RAW DATA
╭──
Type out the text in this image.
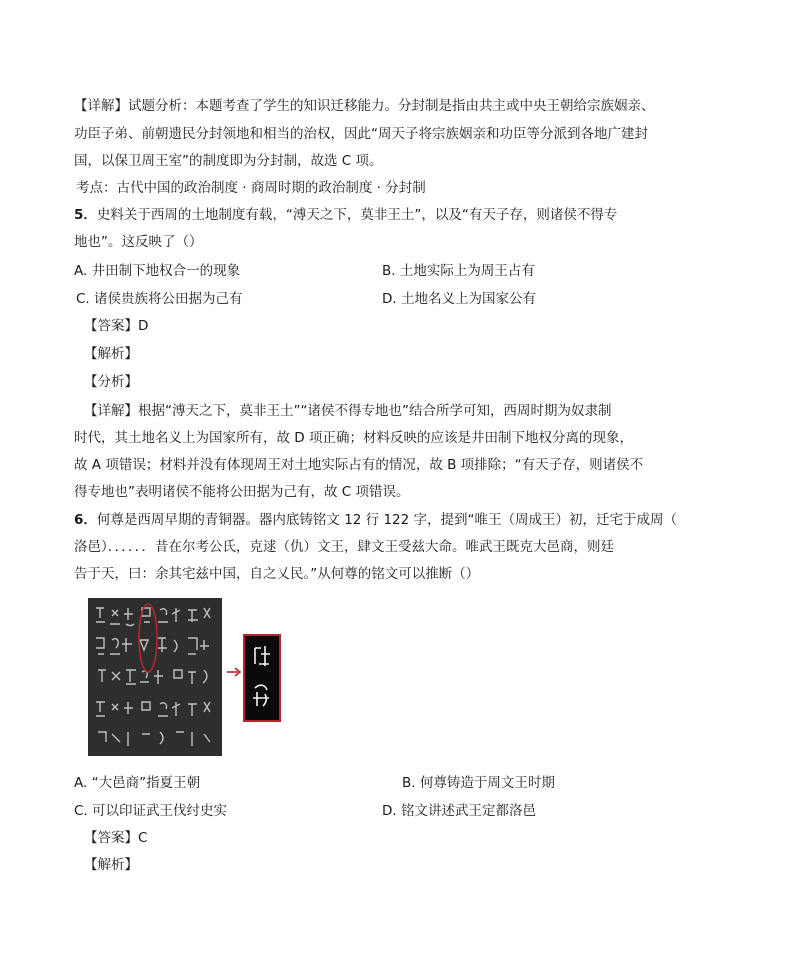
【详解】试题分析：本题考查了学生的知识迁移能力。分封制是指由共主或中央王朝给宗族姻亲、
功臣子弟、前朝遗民分封领地和相当的治权，因此“周天子将宗族姻亲和功臣等分派到各地广建封
国，以保卫周王室”的制度即为分封制，故选 C 项。
考点：古代中国的政治制度 · 商周时期的政治制度 · 分封制
5．史料关于西周的土地制度有载，“溥天之下，莫非王土”，以及“有天子存，则诸侯不得专
地也”。这反映了（）
A. 井田制下地权合一的现象	B. 土地实际上为周王占有
C. 诸侯贵族将公田据为己有	D. 土地名义上为国家公有
【答案】D
【解析】
【分析】
【详解】根据“溥天之下，莫非王土”“诸侯不得专地也”结合所学可知，西周时期为奴隶制
时代，其土地名义上为国家所有，故 D 项正确；材料反映的应该是井田制下地权分离的现象，
故 A 项错误；材料并没有体现周王对土地实际占有的情况，故 B 项排除；“有天子存，则诸侯不
得专地也”表明诸侯不能将公田据为己有，故 C 项错误。
6．何尊是西周早期的青铜器。器内底铸铭文 12 行 122 字，提到“唯王（周成王）初，迁宅于成周（
洛邑）．．．．．．昔在尔考公氏，克逑（仇）文王，肆文王受兹大命。唯武王既克大邑商，则廷
告于天，曰：余其宅兹中国，自之乂民。”从何尊的铭文可以推断（）
A. “大邑商”指夏王朝	B. 何尊铸造于周文王时期
C. 可以印证武王伐纣史实	D. 铭文讲述武王定都洛邑
【答案】C
【解析】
╰──
TASK INSTRUCTIONS
Leaving aside the images, write out the entries above word for word.

EXERCISE RESPONSE
Type out the text in this image.
【详解】试题分析：本题考查了学生的知识迁移能力。分封制是指由共主或中央王朝给宗族姻亲、
功臣子弟、前朝遗民分封领地和相当的治权，因此“周天子将宗族姻亲和功臣等分派到各地广建封
国，以保卫周王室”的制度即为分封制，故选 C 项。
考点：古代中国的政治制度 · 商周时期的政治制度 · 分封制
5．史料关于西周的土地制度有载，“溥天之下，莫非王土”，以及“有天子存，则诸侯不得专
地也”。这反映了（）
A. 井田制下地权合一的现象	B. 土地实际上为周王占有
C. 诸侯贵族将公田据为己有	D. 土地名义上为国家公有
【答案】D
【解析】
【分析】
【详解】根据“溥天之下，莫非王土”“诸侯不得专地也”结合所学可知，西周时期为奴隶制
时代，其土地名义上为国家所有，故 D 项正确；材料反映的应该是井田制下地权分离的现象，
故 A 项错误；材料并没有体现周王对土地实际占有的情况，故 B 项排除；“有天子存，则诸侯不
得专地也”表明诸侯不能将公田据为己有，故 C 项错误。
6．何尊是西周早期的青铜器。器内底铸铭文 12 行 122 字，提到“唯王（周成王）初，迁宅于成周（
洛邑）．．．．．．昔在尔考公氏，克逑（仇）文王，肆文王受兹大命。唯武王既克大邑商，则廷
告于天，曰：余其宅兹中国，自之乂民。”从何尊的铭文可以推断（）
A. “大邑商”指夏王朝	B. 何尊铸造于周文王时期
C. 可以印证武王伐纣史实	D. 铭文讲述武王定都洛邑
【答案】C
【解析】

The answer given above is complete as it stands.